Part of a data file
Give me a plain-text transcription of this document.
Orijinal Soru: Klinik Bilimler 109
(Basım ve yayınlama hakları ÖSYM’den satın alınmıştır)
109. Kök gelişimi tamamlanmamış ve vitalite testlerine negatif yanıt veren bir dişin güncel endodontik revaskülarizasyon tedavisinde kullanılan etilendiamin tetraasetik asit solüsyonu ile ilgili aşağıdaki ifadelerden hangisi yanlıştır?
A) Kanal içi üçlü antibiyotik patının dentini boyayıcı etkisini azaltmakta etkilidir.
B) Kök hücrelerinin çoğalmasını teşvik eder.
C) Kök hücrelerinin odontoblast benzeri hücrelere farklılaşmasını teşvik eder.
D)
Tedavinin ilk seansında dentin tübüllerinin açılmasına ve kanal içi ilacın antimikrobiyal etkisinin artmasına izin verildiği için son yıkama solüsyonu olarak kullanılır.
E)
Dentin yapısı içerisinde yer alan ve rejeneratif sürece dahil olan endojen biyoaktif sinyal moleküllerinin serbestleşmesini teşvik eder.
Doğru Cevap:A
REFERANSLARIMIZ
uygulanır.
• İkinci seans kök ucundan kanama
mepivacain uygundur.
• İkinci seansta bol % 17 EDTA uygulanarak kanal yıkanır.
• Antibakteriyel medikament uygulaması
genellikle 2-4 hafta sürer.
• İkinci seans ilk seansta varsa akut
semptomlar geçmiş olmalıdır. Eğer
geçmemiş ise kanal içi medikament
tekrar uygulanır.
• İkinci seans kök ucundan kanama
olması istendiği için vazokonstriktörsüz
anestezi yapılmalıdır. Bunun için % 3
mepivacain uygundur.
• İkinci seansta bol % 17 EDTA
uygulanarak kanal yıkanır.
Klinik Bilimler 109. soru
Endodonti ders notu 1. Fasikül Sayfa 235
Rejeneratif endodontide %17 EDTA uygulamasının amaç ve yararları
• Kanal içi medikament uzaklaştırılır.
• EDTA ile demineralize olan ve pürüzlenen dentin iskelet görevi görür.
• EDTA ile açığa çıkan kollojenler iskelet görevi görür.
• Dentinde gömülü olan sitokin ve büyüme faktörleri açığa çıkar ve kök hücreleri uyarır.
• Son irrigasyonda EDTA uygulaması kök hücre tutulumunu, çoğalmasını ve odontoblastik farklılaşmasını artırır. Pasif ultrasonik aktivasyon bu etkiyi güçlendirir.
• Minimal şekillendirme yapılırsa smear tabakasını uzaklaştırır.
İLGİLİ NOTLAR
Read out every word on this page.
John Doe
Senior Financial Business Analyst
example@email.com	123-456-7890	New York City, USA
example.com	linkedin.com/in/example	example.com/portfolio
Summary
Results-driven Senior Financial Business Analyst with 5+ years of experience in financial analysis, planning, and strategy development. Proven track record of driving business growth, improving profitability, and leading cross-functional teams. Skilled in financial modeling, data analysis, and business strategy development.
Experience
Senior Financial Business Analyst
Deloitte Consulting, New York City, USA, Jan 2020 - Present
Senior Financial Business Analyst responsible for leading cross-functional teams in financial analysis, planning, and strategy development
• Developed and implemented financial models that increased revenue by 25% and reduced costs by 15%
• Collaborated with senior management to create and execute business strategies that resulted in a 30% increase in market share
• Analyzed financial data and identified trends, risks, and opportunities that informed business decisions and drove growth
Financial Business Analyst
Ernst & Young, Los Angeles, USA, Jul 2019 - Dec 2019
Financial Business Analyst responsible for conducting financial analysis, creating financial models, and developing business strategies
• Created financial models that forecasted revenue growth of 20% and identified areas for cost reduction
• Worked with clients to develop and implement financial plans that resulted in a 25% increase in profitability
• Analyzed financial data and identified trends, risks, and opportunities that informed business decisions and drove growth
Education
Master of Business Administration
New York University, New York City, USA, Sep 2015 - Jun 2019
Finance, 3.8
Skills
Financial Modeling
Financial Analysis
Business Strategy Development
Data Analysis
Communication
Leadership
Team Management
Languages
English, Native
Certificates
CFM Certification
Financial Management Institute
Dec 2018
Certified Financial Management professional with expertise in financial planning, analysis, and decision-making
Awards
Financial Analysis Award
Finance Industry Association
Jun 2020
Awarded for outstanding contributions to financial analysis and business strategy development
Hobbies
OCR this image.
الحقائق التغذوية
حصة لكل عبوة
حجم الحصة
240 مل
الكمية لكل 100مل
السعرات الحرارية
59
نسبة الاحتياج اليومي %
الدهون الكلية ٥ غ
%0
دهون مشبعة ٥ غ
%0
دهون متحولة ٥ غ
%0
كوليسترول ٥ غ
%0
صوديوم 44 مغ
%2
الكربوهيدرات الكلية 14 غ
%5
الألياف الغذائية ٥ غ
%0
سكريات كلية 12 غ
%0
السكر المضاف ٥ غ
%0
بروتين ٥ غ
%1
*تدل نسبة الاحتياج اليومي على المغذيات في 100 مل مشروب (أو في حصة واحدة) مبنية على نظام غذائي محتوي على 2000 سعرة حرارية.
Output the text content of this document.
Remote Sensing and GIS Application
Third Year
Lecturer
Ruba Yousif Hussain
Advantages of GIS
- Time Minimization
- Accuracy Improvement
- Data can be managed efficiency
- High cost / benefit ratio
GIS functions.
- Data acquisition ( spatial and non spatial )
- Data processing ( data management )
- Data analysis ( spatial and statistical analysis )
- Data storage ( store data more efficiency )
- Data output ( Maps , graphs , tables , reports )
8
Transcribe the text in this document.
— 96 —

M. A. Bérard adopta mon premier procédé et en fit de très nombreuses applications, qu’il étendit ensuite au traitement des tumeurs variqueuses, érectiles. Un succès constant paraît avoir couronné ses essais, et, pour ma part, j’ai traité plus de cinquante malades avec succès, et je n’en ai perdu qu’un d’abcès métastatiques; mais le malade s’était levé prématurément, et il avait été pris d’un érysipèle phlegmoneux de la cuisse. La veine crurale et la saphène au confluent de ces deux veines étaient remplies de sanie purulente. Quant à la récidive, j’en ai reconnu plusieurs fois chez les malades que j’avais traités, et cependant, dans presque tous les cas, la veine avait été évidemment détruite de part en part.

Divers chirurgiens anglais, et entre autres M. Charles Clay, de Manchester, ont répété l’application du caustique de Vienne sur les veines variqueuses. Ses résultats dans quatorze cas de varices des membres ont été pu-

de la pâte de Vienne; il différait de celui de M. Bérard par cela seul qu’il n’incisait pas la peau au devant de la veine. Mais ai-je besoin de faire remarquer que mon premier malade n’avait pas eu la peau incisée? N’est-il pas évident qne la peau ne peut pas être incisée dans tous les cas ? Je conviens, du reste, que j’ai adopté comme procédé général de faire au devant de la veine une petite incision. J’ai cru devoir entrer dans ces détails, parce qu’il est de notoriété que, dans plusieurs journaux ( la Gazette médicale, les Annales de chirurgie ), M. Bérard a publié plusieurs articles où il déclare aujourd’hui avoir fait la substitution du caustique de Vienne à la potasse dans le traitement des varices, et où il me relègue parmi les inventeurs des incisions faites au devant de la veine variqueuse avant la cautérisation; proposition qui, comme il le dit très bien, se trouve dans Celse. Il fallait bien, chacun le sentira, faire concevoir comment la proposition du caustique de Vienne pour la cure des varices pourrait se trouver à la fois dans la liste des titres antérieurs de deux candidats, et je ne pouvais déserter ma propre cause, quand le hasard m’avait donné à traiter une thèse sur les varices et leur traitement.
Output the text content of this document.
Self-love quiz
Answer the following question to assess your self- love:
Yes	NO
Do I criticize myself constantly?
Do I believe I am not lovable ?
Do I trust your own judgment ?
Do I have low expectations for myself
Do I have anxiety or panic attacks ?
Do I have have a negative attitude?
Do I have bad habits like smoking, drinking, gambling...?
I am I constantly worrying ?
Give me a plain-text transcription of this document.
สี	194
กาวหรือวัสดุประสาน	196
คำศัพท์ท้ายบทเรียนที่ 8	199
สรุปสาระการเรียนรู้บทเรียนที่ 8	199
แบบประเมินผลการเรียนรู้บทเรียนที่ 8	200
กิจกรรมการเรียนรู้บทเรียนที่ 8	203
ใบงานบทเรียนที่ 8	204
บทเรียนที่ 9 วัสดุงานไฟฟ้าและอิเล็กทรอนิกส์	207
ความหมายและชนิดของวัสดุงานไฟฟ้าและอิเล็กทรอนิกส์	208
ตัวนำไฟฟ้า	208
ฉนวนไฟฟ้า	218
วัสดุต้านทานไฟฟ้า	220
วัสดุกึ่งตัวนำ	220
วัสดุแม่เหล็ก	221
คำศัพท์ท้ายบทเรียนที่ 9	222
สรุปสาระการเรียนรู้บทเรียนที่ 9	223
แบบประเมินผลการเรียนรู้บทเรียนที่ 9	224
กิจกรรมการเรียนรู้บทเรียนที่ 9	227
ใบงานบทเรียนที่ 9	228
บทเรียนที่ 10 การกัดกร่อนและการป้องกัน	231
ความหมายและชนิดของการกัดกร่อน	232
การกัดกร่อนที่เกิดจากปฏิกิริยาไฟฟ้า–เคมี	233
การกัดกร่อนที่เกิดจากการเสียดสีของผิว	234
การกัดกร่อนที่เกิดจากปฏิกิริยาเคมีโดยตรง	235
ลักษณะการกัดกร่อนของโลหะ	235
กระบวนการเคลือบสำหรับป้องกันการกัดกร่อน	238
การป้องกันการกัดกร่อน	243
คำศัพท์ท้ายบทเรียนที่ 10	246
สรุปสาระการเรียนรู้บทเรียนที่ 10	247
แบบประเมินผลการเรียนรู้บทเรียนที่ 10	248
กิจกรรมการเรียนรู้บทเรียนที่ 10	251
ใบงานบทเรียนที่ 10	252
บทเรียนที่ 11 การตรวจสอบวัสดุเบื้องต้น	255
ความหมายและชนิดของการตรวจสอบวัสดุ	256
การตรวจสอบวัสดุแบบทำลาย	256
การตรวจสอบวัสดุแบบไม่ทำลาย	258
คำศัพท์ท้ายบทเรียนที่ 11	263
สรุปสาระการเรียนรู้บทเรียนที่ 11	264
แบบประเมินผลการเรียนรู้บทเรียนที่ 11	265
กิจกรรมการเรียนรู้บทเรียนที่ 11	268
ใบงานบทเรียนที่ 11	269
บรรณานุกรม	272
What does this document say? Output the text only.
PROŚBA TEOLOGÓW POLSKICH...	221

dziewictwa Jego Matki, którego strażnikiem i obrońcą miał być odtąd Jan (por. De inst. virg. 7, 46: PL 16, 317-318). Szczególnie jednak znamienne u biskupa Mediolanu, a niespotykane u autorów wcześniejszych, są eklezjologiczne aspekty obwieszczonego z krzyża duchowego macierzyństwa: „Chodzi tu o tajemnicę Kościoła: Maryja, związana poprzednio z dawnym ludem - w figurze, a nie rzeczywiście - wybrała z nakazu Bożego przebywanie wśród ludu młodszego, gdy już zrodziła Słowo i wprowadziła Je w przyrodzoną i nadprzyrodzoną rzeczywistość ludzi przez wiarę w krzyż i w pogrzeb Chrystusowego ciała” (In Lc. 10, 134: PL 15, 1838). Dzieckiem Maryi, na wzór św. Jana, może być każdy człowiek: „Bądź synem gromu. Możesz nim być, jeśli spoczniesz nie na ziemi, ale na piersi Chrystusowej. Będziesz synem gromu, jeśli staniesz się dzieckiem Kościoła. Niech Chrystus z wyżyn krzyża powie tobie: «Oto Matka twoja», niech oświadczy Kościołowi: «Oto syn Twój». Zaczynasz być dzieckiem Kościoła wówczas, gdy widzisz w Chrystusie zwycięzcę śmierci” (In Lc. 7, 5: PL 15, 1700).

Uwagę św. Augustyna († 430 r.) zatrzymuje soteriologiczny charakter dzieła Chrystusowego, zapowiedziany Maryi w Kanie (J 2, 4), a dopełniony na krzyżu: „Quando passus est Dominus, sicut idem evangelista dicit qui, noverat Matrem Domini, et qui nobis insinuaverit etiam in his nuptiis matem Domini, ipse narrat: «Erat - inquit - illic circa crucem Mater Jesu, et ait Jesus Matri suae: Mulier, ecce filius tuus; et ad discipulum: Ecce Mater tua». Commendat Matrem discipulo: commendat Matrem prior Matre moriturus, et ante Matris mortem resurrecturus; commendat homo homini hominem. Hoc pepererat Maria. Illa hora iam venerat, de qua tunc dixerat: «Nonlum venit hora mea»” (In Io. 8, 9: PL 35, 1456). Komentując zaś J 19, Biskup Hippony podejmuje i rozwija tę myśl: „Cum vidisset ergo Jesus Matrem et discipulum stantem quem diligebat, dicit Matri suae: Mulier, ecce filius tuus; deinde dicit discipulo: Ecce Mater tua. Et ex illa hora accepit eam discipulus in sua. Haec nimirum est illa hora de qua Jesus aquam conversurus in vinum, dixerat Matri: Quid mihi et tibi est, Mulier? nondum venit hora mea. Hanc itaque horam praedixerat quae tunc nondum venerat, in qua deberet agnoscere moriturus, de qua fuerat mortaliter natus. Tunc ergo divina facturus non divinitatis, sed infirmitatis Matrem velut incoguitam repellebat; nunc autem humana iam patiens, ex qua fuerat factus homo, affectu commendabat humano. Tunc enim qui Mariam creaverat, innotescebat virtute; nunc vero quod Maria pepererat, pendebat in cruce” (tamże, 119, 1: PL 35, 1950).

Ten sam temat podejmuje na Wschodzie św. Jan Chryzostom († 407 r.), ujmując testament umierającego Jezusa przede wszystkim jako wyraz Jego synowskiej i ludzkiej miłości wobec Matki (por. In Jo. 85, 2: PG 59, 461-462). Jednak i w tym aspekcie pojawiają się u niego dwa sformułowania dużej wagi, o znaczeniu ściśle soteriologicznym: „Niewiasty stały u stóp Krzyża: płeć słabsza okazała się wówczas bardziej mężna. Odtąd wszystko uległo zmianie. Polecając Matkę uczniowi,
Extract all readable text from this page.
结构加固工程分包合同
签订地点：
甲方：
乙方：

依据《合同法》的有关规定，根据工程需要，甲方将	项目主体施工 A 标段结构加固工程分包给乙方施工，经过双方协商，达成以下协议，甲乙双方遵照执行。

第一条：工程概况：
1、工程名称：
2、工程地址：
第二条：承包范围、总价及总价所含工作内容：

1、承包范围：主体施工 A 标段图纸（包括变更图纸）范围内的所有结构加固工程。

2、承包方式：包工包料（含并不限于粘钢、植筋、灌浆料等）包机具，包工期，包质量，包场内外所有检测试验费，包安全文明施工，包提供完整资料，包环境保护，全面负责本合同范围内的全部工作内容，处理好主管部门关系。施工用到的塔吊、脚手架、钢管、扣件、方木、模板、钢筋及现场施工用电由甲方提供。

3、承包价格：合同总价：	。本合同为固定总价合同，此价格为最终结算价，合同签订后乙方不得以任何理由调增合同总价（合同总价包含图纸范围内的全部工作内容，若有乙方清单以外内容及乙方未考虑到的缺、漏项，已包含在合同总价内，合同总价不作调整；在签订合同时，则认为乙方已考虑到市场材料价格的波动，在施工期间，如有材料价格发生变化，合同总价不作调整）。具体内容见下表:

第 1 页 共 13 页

* _What to do_
Within the data above, pick out all lines holding the word "farklılaşmasını".

* _Result_
C) Kök hücrelerinin odontoblast benzeri hücrelere farklılaşmasını teşvik eder.
• Son irrigasyonda EDTA uygulaması kök hücre tutulumunu, çoğalmasını ve odontoblastik farklılaşmasını artırır. Pasif ultrasonik aktivasyon bu etkiyi güçlendirir.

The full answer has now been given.